▶ [What is required]
Only the run of lines from the one containing "Convert this document image to plain text." through the last line should be returned, exactly as written.

▶ [Provided data]
━━━━━━━━━━
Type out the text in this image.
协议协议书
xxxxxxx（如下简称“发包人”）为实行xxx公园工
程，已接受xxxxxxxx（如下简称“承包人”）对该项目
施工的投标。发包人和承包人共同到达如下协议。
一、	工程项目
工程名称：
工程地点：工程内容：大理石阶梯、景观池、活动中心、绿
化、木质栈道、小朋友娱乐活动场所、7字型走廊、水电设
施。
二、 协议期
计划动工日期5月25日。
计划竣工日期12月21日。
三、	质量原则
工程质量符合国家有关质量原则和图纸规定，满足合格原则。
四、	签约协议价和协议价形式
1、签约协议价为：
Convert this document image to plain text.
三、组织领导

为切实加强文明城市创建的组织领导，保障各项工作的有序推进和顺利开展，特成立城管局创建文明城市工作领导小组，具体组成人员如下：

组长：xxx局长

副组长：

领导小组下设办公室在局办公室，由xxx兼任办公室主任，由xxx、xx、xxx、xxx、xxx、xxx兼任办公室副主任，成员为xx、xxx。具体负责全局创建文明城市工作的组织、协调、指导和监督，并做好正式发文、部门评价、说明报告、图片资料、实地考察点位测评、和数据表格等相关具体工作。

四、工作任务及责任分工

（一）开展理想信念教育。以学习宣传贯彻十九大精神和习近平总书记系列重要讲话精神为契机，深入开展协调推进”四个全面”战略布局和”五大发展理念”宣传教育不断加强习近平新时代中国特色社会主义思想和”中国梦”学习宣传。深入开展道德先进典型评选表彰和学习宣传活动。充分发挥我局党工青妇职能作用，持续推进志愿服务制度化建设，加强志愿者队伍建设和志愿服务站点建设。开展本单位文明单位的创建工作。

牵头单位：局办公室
━━━━━━━━━━
▶ [The solution]
Convert this document image to plain text.
三、组织领导

为切实加强文明城市创建的组织领导，保障各项工作的有序推进和顺利开展，特成立城管局创建文明城市工作领导小组，具体组成人员如下：

组长：xxx局长

副组长：

领导小组下设办公室在局办公室，由xxx兼任办公室主任，由xxx、xx、xxx、xxx、xxx、xxx兼任办公室副主任，成员为xx、xxx。具体负责全局创建文明城市工作的组织、协调、指导和监督，并做好正式发文、部门评价、说明报告、图片资料、实地考察点位测评、和数据表格等相关具体工作。

四、工作任务及责任分工

（一）开展理想信念教育。以学习宣传贯彻十九大精神和习近平总书记系列重要讲话精神为契机，深入开展协调推进”四个全面”战略布局和”五大发展理念”宣传教育不断加强习近平新时代中国特色社会主义思想和”中国梦”学习宣传。深入开展道德先进典型评选表彰和学习宣传活动。充分发挥我局党工青妇职能作用，持续推进志愿服务制度化建设，加强志愿者队伍建设和志愿服务站点建设。开展本单位文明单位的创建工作。

牵头单位：局办公室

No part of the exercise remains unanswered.